--- BEGIN Data shown ---

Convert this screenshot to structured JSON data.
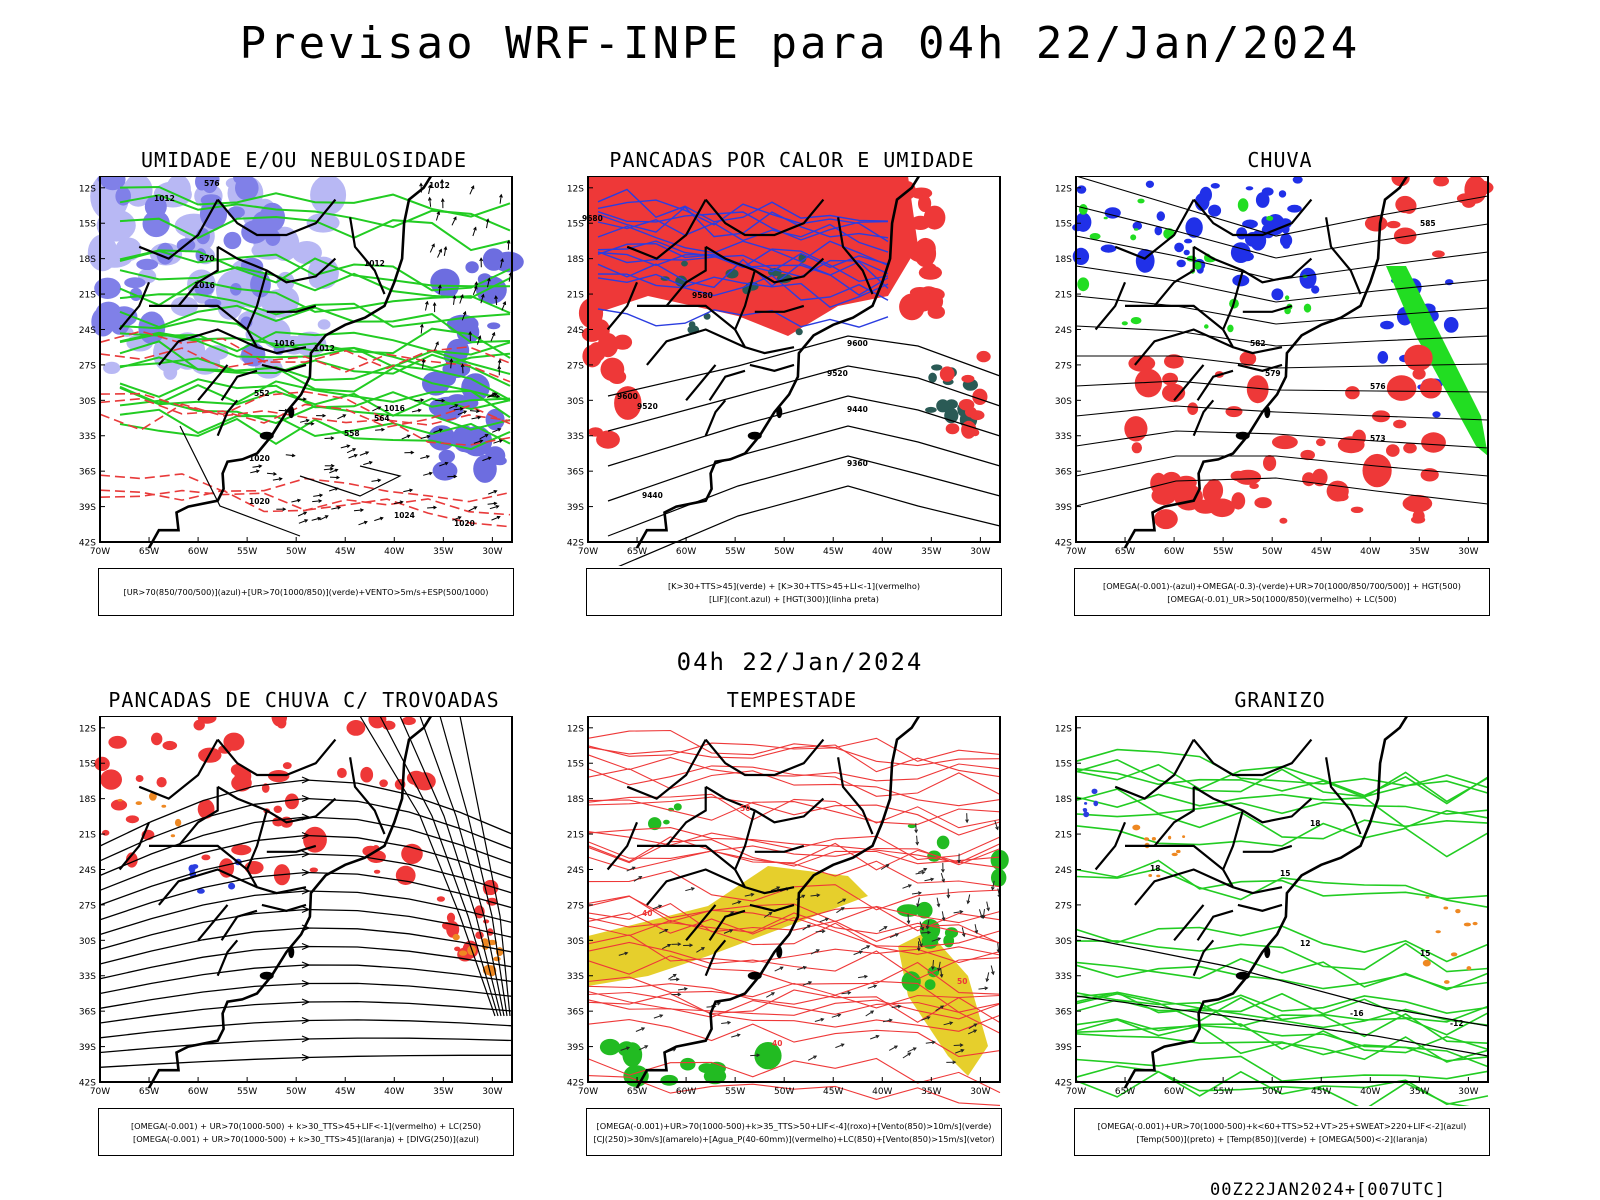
{
  "header": {
    "title": "Previsao WRF-INPE  para 04h 22/Jan/2024"
  },
  "mid_title": "04h 22/Jan/2024",
  "footer": "00Z22JAN2024+[007UTC]",
  "axes": {
    "lat_labels": [
      "12S",
      "15S",
      "18S",
      "21S",
      "24S",
      "27S",
      "30S",
      "33S",
      "36S",
      "39S",
      "42S"
    ],
    "lon_labels": [
      "70W",
      "65W",
      "60W",
      "55W",
      "50W",
      "45W",
      "40W",
      "35W",
      "30W"
    ]
  },
  "panels": [
    {
      "title": "UMIDADE E/OU NEBULOSIDADE",
      "legend": [
        "[UR>70(850/700/500)](azul)+[UR>70(1000/850)](verde)+VENTO>5m/s+ESP(500/1000)"
      ],
      "labels": [
        "1012",
        "1012",
        "1012",
        "1016",
        "1016",
        "1020",
        "1020",
        "1024",
        "1020",
        "1016",
        "1012",
        "576",
        "570",
        "564",
        "558",
        "552"
      ]
    },
    {
      "title": "PANCADAS POR CALOR E UMIDADE",
      "legend": [
        "[K>30+TTS>45](verde) + [K>30+TTS>45+LI<-1](vermelho)",
        "[LIF](cont.azul) + [HGT(300)](linha preta)"
      ],
      "labels": [
        "9600",
        "9520",
        "9440",
        "9360",
        "9440",
        "9520",
        "9600",
        "9680",
        "9580"
      ]
    },
    {
      "title": "CHUVA",
      "legend": [
        "[OMEGA(-0.001)-(azul)+OMEGA(-0.3)-(verde)+UR>70(1000/850/700/500)] + HGT(500)",
        "[OMEGA(-0.01)_UR>50(1000/850)(vermelho) + LC(500)"
      ],
      "labels": [
        "585",
        "576",
        "573",
        "579",
        "582"
      ]
    },
    {
      "title": "PANCADAS DE CHUVA C/ TROVOADAS",
      "legend": [
        "[OMEGA(-0.001) + UR>70(1000-500) + k>30_TTS>45+LIF<-1](vermelho) + LC(250)",
        "[OMEGA(-0.001) + UR>70(1000-500) + k>30_TTS>45](laranja) + [DIVG(250)](azul)"
      ],
      "labels": []
    },
    {
      "title": "TEMPESTADE",
      "legend": [
        "[OMEGA(-0.001)+UR>70(1000-500)+k>35_TTS>50+LIF<-4](roxo)+[Vento(850)>10m/s](verde)",
        "[CJ(250)>30m/s](amarelo)+[Agua_P(40-60mm)](vermelho)+LC(850)+[Vento(850)>15m/s](vetor)"
      ],
      "labels": [
        "40",
        "50",
        "40",
        "50"
      ]
    },
    {
      "title": "GRANIZO",
      "legend": [
        "[OMEGA(-0.001)+UR>70(1000-500)+k<60+TTS>52+VT>25+SWEAT>220+LIF<-2](azul)",
        "[Temp(500)](preto) + [Temp(850)](verde) + [OMEGA(500)<-2](laranja)"
      ],
      "labels": [
        "-16",
        "-12",
        "18",
        "15",
        "12",
        "15",
        "18"
      ]
    }
  ]
}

--- END Data shown ---

Set exercise -
Copy out each line in the listing that has the word "azul".

Answer below -
        "[UR>70(850/700/500)](azul)+[UR>70(1000/850)](verde)+VENTO>5m/s+ESP(500/1000)"
        "[LIF](cont.azul) + [HGT(300)](linha preta)"
        "[OMEGA(-0.001)-(azul)+OMEGA(-0.3)-(verde)+UR>70(1000/850/700/500)] + HGT(500)",
        "[OMEGA(-0.001) + UR>70(1000-500) + k>30_TTS>45](laranja) + [DIVG(250)](azul)"
        "[OMEGA(-0.001)+UR>70(1000-500)+k<60+TTS>52+VT>25+SWEAT>220+LIF<-2](azul)",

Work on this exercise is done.